Work instructions – Word for word, restate every line of the material.

Available data –
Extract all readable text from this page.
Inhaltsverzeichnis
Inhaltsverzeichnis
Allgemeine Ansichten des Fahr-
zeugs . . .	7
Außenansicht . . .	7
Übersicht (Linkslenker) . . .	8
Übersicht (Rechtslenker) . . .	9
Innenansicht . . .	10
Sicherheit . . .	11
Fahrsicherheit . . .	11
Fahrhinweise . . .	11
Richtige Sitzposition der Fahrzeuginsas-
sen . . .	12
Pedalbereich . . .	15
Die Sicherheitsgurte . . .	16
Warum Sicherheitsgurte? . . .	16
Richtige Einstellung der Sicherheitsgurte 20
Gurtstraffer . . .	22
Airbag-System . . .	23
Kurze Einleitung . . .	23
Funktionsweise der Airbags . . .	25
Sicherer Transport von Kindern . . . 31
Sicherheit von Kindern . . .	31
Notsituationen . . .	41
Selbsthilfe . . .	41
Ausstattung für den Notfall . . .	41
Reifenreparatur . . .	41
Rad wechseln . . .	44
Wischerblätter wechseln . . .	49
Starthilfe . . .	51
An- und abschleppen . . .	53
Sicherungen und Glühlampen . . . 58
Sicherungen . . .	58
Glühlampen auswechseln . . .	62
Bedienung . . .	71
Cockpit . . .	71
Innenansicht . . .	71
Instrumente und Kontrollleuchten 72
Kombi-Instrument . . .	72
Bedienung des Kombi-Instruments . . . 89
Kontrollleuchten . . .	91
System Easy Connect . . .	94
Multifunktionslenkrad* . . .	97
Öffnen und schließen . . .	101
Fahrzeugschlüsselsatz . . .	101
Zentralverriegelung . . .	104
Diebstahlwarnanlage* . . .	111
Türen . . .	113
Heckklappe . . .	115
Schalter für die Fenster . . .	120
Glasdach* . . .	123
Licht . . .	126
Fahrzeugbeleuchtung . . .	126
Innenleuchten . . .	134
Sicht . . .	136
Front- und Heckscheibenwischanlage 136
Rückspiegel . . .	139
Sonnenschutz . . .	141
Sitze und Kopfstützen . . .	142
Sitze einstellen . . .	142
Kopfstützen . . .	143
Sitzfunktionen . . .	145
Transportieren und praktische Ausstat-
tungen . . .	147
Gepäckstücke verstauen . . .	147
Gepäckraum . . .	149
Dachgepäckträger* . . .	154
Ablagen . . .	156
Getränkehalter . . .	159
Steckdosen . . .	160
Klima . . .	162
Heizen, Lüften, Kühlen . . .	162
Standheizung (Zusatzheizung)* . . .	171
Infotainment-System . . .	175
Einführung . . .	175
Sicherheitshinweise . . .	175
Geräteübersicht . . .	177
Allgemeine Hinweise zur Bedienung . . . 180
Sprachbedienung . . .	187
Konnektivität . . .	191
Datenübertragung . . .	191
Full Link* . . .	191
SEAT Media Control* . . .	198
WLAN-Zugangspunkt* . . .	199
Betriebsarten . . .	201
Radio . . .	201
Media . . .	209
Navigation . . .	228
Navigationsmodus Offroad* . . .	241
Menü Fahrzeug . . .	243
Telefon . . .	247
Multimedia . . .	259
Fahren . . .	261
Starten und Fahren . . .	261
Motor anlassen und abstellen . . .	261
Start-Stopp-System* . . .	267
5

Full output –
Extract all readable text from this page.
Inhaltsverzeichnis
Inhaltsverzeichnis
Allgemeine Ansichten des Fahr-
zeugs . . .	7
Außenansicht . . .	7
Übersicht (Linkslenker) . . .	8
Übersicht (Rechtslenker) . . .	9
Innenansicht . . .	10
Sicherheit . . .	11
Fahrsicherheit . . .	11
Fahrhinweise . . .	11
Richtige Sitzposition der Fahrzeuginsas-
sen . . .	12
Pedalbereich . . .	15
Die Sicherheitsgurte . . .	16
Warum Sicherheitsgurte? . . .	16
Richtige Einstellung der Sicherheitsgurte 20
Gurtstraffer . . .	22
Airbag-System . . .	23
Kurze Einleitung . . .	23
Funktionsweise der Airbags . . .	25
Sicherer Transport von Kindern . . . 31
Sicherheit von Kindern . . .	31
Notsituationen . . .	41
Selbsthilfe . . .	41
Ausstattung für den Notfall . . .	41
Reifenreparatur . . .	41
Rad wechseln . . .	44
Wischerblätter wechseln . . .	49
Starthilfe . . .	51
An- und abschleppen . . .	53
Sicherungen und Glühlampen . . . 58
Sicherungen . . .	58
Glühlampen auswechseln . . .	62
Bedienung . . .	71
Cockpit . . .	71
Innenansicht . . .	71
Instrumente und Kontrollleuchten 72
Kombi-Instrument . . .	72
Bedienung des Kombi-Instruments . . . 89
Kontrollleuchten . . .	91
System Easy Connect . . .	94
Multifunktionslenkrad* . . .	97
Öffnen und schließen . . .	101
Fahrzeugschlüsselsatz . . .	101
Zentralverriegelung . . .	104
Diebstahlwarnanlage* . . .	111
Türen . . .	113
Heckklappe . . .	115
Schalter für die Fenster . . .	120
Glasdach* . . .	123
Licht . . .	126
Fahrzeugbeleuchtung . . .	126
Innenleuchten . . .	134
Sicht . . .	136
Front- und Heckscheibenwischanlage 136
Rückspiegel . . .	139
Sonnenschutz . . .	141
Sitze und Kopfstützen . . .	142
Sitze einstellen . . .	142
Kopfstützen . . .	143
Sitzfunktionen . . .	145
Transportieren und praktische Ausstat-
tungen . . .	147
Gepäckstücke verstauen . . .	147
Gepäckraum . . .	149
Dachgepäckträger* . . .	154
Ablagen . . .	156
Getränkehalter . . .	159
Steckdosen . . .	160
Klima . . .	162
Heizen, Lüften, Kühlen . . .	162
Standheizung (Zusatzheizung)* . . .	171
Infotainment-System . . .	175
Einführung . . .	175
Sicherheitshinweise . . .	175
Geräteübersicht . . .	177
Allgemeine Hinweise zur Bedienung . . . 180
Sprachbedienung . . .	187
Konnektivität . . .	191
Datenübertragung . . .	191
Full Link* . . .	191
SEAT Media Control* . . .	198
WLAN-Zugangspunkt* . . .	199
Betriebsarten . . .	201
Radio . . .	201
Media . . .	209
Navigation . . .	228
Navigationsmodus Offroad* . . .	241
Menü Fahrzeug . . .	243
Telefon . . .	247
Multimedia . . .	259
Fahren . . .	261
Starten und Fahren . . .	261
Motor anlassen und abstellen . . .	261
Start-Stopp-System* . . .	267
5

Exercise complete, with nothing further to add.